> EXERCISE OBJECTIVE
Each entry that follows is to be retyped exactly. Pictures do not belong in the copy.

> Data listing
'''

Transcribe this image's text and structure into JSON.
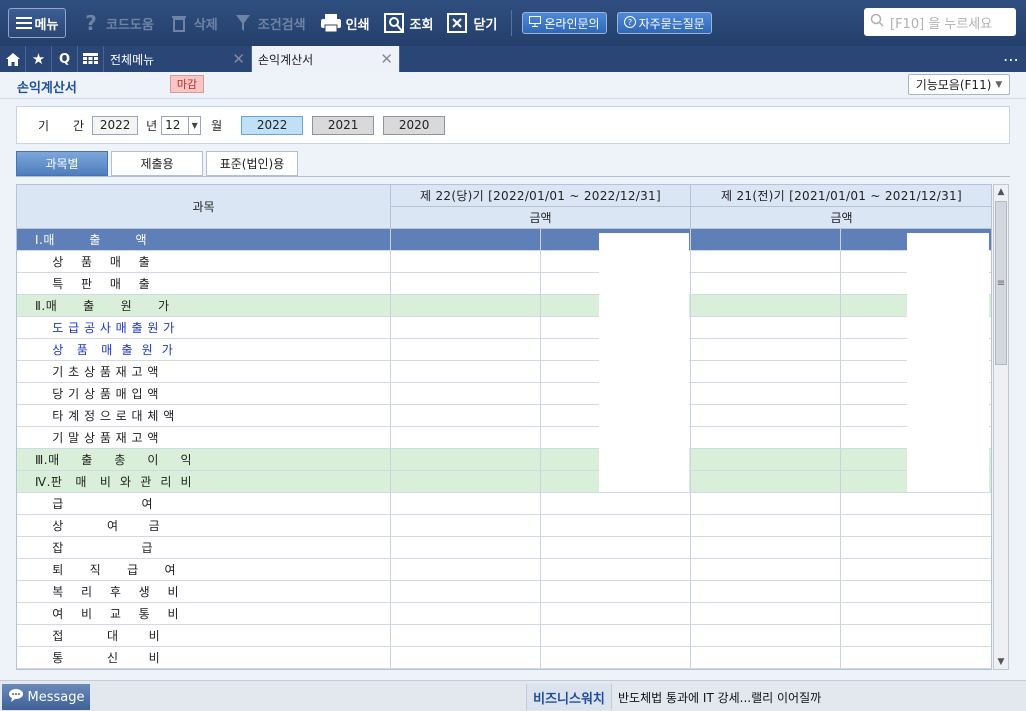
{
  "toolbar": {
    "menu": "메뉴",
    "code_help": "코드도움",
    "delete": "삭제",
    "search_cond": "조건검색",
    "print": "인쇄",
    "query": "조회",
    "close": "닫기",
    "online_inquiry": "온라인문의",
    "faq": "자주묻는질문",
    "search_placeholder": "[F10] 을 누르세요"
  },
  "tabs": [
    {
      "label": "전체메뉴"
    },
    {
      "label": "손익계산서"
    }
  ],
  "page": {
    "title": "손익계산서",
    "closed_badge": "마감",
    "functions_button": "기능모음(F11)"
  },
  "period": {
    "label_gi": "기",
    "label_gan": "간",
    "year": "2022",
    "year_suffix": "년",
    "month": "12",
    "month_suffix": "월",
    "year_buttons": [
      "2022",
      "2021",
      "2020"
    ],
    "selected_year": "2022"
  },
  "subtabs": [
    "과목별",
    "제출용",
    "표준(법인)용"
  ],
  "grid": {
    "col_account": "과목",
    "col_current": "제 22(당)기 [2022/01/01 ~ 2022/12/31]",
    "col_prior": "제 21(전)기 [2021/01/01 ~ 2021/12/31]",
    "col_amount": "금액",
    "rows": [
      {
        "text": "Ⅰ.매        출        액",
        "kind": "section1"
      },
      {
        "text": "    상    품    매    출",
        "kind": "item"
      },
      {
        "text": "    특    판    매    출",
        "kind": "item"
      },
      {
        "text": "Ⅱ.매      출      원      가",
        "kind": "green"
      },
      {
        "text": "    도 급 공 사 매 출 원 가",
        "kind": "blue"
      },
      {
        "text": "    상   품   매  출  원  가",
        "kind": "blue"
      },
      {
        "text": "    기 초 상 품 재 고 액",
        "kind": "item"
      },
      {
        "text": "    당 기 상 품 매 입 액",
        "kind": "item"
      },
      {
        "text": "    타 계 정 으 로 대 체 액",
        "kind": "item"
      },
      {
        "text": "    기 말 상 품 재 고 액",
        "kind": "item"
      },
      {
        "text": "Ⅲ.매     출     총     이     익",
        "kind": "green"
      },
      {
        "text": "Ⅳ.판   매   비  와  관  리  비",
        "kind": "green"
      },
      {
        "text": "    급                  여",
        "kind": "item"
      },
      {
        "text": "    상          여       금",
        "kind": "item"
      },
      {
        "text": "    잡                  급",
        "kind": "item"
      },
      {
        "text": "    퇴      직      급      여",
        "kind": "item"
      },
      {
        "text": "    복    리    후    생    비",
        "kind": "item"
      },
      {
        "text": "    여    비    교    통    비",
        "kind": "item"
      },
      {
        "text": "    접          대       비",
        "kind": "item"
      },
      {
        "text": "    통          신       비",
        "kind": "item"
      }
    ]
  },
  "statusbar": {
    "message": "Message",
    "biz_label": "비즈니스워치",
    "news": "반도체법  통과에 IT 강세...랠리 이어질까"
  },
  "colors": {
    "toolbar_bg": "#2a4676",
    "section_blue": "#5e7fb8",
    "section_green": "#d9efd9",
    "link_blue": "#1c34c6"
  }
}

'''

> PROBLEM SOLUTION
Transcribe this image's text and structure into JSON.
{
  "toolbar": {
    "menu": "메뉴",
    "code_help": "코드도움",
    "delete": "삭제",
    "search_cond": "조건검색",
    "print": "인쇄",
    "query": "조회",
    "close": "닫기",
    "online_inquiry": "온라인문의",
    "faq": "자주묻는질문",
    "search_placeholder": "[F10] 을 누르세요"
  },
  "tabs": [
    {
      "label": "전체메뉴"
    },
    {
      "label": "손익계산서"
    }
  ],
  "page": {
    "title": "손익계산서",
    "closed_badge": "마감",
    "functions_button": "기능모음(F11)"
  },
  "period": {
    "label_gi": "기",
    "label_gan": "간",
    "year": "2022",
    "year_suffix": "년",
    "month": "12",
    "month_suffix": "월",
    "year_buttons": [
      "2022",
      "2021",
      "2020"
    ],
    "selected_year": "2022"
  },
  "subtabs": [
    "과목별",
    "제출용",
    "표준(법인)용"
  ],
  "grid": {
    "col_account": "과목",
    "col_current": "제 22(당)기 [2022/01/01 ~ 2022/12/31]",
    "col_prior": "제 21(전)기 [2021/01/01 ~ 2021/12/31]",
    "col_amount": "금액",
    "rows": [
      {
        "text": "Ⅰ.매        출        액",
        "kind": "section1"
      },
      {
        "text": "    상    품    매    출",
        "kind": "item"
      },
      {
        "text": "    특    판    매    출",
        "kind": "item"
      },
      {
        "text": "Ⅱ.매      출      원      가",
        "kind": "green"
      },
      {
        "text": "    도 급 공 사 매 출 원 가",
        "kind": "blue"
      },
      {
        "text": "    상   품   매  출  원  가",
        "kind": "blue"
      },
      {
        "text": "    기 초 상 품 재 고 액",
        "kind": "item"
      },
      {
        "text": "    당 기 상 품 매 입 액",
        "kind": "item"
      },
      {
        "text": "    타 계 정 으 로 대 체 액",
        "kind": "item"
      },
      {
        "text": "    기 말 상 품 재 고 액",
        "kind": "item"
      },
      {
        "text": "Ⅲ.매     출     총     이     익",
        "kind": "green"
      },
      {
        "text": "Ⅳ.판   매   비  와  관  리  비",
        "kind": "green"
      },
      {
        "text": "    급                  여",
        "kind": "item"
      },
      {
        "text": "    상          여       금",
        "kind": "item"
      },
      {
        "text": "    잡                  급",
        "kind": "item"
      },
      {
        "text": "    퇴      직      급      여",
        "kind": "item"
      },
      {
        "text": "    복    리    후    생    비",
        "kind": "item"
      },
      {
        "text": "    여    비    교    통    비",
        "kind": "item"
      },
      {
        "text": "    접          대       비",
        "kind": "item"
      },
      {
        "text": "    통          신       비",
        "kind": "item"
      }
    ]
  },
  "statusbar": {
    "message": "Message",
    "biz_label": "비즈니스워치",
    "news": "반도체법  통과에 IT 강세...랠리 이어질까"
  },
  "colors": {
    "toolbar_bg": "#2a4676",
    "section_blue": "#5e7fb8",
    "section_green": "#d9efd9",
    "link_blue": "#1c34c6"
  }
}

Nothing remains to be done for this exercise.